Cuando calmaron las aguas aparecieron chapoteando entre el fango, ya inútiles e inservibles, los políticos. Puro material de desguace. La polícia no pudo salvar nada del desastre, más bien contribuyó a aumentar el desconcierto y el desorden público. Son unos mandados y quien los manda, manda mal. La imagen que queda de ellos no es muy edificante, la de una tropa obediente a la orden de pegar a la población. Sabemos que no es exacta, que su cometido es otro, pero lo que queda es la imagen y la imagen es esa.
Entre los bienes más preciados que han quedado inservibles por la riada está la libertad; la libertad de expresión, legalmente autorizada “para-los-que-piensan-como-yo”; la libertad de reunión, sólo “para-los-que-lleven-mi-bandera”. Al final, unos y otros han impuesto la libertad obligatoria.
Como en todos los desastres, la fuerza natural pone al descubierto los defectos estructurales. El primero, la verdad, que no era más que un decorado. Las dos fuerzas de derechas han mentido para poder manipular a las masas, cosa relativamente fácil, porque han jugado con los sentimientos, en un país en el que no se reflexiona, se opina con las tripas. Han conseguido convertir a los que estaban en tierra de nadie, en partidarios radicales. Las masas son fáciles de manipular y cuando se aplica el sistema del fútbol a la política puede pasar cualquier cosa.

Tarea asignada A
Según el texto sobre la riada, ¿qué dos libertades concretas quedaron inservibles?
Tarea asignada B
Escribe la continuación del texto sobre la riada a partir de su última frase.

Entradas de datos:
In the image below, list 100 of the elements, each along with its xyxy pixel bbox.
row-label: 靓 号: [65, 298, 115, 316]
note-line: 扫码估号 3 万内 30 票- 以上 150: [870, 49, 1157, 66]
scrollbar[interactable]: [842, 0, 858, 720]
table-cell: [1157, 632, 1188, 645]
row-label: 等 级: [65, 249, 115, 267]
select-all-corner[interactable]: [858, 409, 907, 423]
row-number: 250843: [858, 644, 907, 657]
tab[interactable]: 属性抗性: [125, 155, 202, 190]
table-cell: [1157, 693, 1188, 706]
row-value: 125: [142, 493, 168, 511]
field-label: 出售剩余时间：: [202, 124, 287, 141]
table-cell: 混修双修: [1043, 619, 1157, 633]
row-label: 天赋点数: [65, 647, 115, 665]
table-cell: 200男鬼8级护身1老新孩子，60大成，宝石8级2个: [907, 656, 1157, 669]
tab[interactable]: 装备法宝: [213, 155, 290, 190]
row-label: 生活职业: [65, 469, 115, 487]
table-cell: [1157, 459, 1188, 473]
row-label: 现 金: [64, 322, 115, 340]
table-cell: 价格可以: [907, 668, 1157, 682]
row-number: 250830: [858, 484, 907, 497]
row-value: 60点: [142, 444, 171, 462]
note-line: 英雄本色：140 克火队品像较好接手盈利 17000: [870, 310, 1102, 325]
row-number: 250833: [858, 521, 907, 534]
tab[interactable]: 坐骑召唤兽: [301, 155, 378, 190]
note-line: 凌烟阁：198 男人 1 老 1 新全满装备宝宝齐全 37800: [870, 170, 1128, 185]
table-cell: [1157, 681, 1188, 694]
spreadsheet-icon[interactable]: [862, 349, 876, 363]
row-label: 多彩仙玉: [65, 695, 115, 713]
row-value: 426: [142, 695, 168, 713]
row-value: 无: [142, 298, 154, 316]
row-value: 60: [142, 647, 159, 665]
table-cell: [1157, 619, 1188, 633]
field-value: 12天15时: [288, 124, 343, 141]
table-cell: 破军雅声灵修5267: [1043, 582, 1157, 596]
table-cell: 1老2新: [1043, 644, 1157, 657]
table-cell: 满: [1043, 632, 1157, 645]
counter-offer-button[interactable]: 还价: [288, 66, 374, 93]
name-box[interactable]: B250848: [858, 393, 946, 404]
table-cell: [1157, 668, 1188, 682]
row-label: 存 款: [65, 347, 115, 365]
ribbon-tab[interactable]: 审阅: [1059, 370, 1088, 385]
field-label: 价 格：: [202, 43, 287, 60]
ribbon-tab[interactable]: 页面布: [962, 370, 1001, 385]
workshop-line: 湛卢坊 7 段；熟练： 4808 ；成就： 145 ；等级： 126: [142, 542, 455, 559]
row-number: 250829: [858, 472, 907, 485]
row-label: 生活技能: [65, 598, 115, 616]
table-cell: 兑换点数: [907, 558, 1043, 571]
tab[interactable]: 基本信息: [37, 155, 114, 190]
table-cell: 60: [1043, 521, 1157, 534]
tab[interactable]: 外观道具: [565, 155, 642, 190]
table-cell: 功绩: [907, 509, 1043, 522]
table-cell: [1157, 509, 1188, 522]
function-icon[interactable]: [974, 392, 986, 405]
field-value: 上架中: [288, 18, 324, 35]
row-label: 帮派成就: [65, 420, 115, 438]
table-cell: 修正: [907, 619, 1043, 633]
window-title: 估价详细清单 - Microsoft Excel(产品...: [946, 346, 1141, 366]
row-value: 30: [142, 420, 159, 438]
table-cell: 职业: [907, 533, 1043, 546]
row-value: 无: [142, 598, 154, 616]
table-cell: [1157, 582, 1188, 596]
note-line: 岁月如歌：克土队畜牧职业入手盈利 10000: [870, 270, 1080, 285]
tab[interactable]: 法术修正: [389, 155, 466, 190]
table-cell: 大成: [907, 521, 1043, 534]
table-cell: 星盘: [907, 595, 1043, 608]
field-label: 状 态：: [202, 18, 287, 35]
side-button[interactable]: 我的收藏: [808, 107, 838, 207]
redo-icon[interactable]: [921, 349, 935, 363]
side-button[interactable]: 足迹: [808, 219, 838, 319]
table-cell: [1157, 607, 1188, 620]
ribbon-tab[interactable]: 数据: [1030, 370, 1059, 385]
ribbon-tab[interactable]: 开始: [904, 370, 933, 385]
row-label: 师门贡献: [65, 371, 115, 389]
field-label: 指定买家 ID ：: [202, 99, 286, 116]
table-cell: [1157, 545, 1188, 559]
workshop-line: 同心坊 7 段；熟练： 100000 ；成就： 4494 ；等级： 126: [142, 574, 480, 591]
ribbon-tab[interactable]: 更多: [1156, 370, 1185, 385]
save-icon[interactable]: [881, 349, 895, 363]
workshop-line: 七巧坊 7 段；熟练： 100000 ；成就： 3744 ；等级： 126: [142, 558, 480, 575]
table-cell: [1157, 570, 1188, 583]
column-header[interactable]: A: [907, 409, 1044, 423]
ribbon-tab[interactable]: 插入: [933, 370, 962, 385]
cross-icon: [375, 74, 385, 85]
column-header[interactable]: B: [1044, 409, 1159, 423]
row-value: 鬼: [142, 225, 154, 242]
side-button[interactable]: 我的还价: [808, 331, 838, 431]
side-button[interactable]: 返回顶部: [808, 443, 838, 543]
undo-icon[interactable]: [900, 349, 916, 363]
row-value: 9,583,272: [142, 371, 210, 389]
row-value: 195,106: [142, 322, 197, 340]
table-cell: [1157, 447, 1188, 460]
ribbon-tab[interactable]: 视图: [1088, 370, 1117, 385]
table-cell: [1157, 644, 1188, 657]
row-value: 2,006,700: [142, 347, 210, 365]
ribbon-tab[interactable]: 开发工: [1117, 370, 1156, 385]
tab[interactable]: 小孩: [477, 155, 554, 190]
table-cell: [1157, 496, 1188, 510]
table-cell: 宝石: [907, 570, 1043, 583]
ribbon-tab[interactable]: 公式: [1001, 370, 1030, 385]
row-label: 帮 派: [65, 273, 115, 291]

Respuesta final A
La libertad de expresión y la libertad de reunión.

Respuesta final B
Los políticos han quedado –todos– invalidados para dar respuesta a los verdaderos problemas del país, han gastado la oportunidad que tenían de trabajar con sentido común por el bien de todos, de los catalanes y del resto de la ciudadanía. Las fuerzas vivas de cualquier nivel han mostrado su incapacidad y su inutilidad ante una situación crítica. Se pedía un poco de cordura y un poco de templanza, pero no saben que es eso. El presidente Rajoy enmudece y deja que sea Soraya la que hable. Al final habló el rey con un discurso a destiempo. Sus asesores-escribas no estuvieron finos; los remedios hay que ponerlos como prevención, no cuando la enfermedad ya es crítica. Felipe VI salió a radicalizar más el desastre, pero alguien debería decirle que él no es figura defendible, que es un rey puesto por un referéndum y que un rey necesita del pueblo para ser rey, pero el pueblo no necesita un rey para ser pueblo. Hablar a los postres no ayuda a la digestión de una comida pesada.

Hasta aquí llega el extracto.